Without including the pictures, copy out every line below.

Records
** start **

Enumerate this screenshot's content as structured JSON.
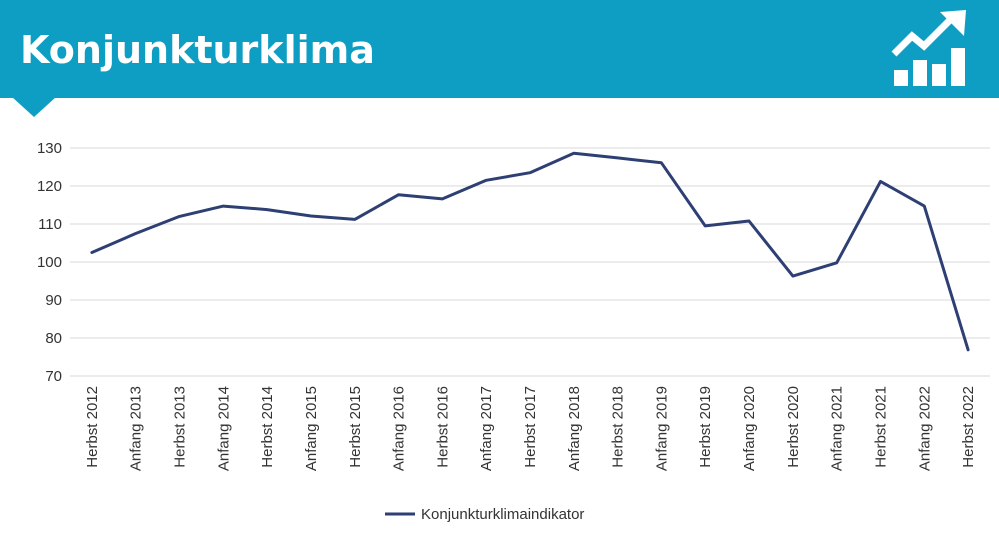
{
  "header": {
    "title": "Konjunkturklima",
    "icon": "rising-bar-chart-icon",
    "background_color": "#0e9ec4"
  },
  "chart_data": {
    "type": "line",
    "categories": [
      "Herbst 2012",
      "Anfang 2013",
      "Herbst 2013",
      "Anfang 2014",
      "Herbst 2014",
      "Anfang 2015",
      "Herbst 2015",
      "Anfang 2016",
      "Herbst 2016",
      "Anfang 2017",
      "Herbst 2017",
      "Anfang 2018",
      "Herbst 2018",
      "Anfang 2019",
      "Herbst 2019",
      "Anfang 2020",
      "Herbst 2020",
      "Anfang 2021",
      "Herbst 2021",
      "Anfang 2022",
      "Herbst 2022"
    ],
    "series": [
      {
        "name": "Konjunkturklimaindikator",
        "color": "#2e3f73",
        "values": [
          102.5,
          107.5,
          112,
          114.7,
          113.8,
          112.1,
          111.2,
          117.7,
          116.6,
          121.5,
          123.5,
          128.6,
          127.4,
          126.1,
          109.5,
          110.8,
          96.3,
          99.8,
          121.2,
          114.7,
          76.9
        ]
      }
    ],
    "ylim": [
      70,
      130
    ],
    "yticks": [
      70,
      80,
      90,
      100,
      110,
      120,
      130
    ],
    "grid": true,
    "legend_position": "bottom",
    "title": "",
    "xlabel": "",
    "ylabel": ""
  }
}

** end **

**RESPONSE TO THE EXERCISE:**
Enumerate this screenshot's content as structured JSON.
{
  "header": {
    "title": "Konjunkturklima",
    "icon": "rising-bar-chart-icon",
    "background_color": "#0e9ec4"
  },
  "chart_data": {
    "type": "line",
    "categories": [
      "Herbst 2012",
      "Anfang 2013",
      "Herbst 2013",
      "Anfang 2014",
      "Herbst 2014",
      "Anfang 2015",
      "Herbst 2015",
      "Anfang 2016",
      "Herbst 2016",
      "Anfang 2017",
      "Herbst 2017",
      "Anfang 2018",
      "Herbst 2018",
      "Anfang 2019",
      "Herbst 2019",
      "Anfang 2020",
      "Herbst 2020",
      "Anfang 2021",
      "Herbst 2021",
      "Anfang 2022",
      "Herbst 2022"
    ],
    "series": [
      {
        "name": "Konjunkturklimaindikator",
        "color": "#2e3f73",
        "values": [
          102.5,
          107.5,
          112,
          114.7,
          113.8,
          112.1,
          111.2,
          117.7,
          116.6,
          121.5,
          123.5,
          128.6,
          127.4,
          126.1,
          109.5,
          110.8,
          96.3,
          99.8,
          121.2,
          114.7,
          76.9
        ]
      }
    ],
    "ylim": [
      70,
      130
    ],
    "yticks": [
      70,
      80,
      90,
      100,
      110,
      120,
      130
    ],
    "grid": true,
    "legend_position": "bottom",
    "title": "",
    "xlabel": "",
    "ylabel": ""
  }
}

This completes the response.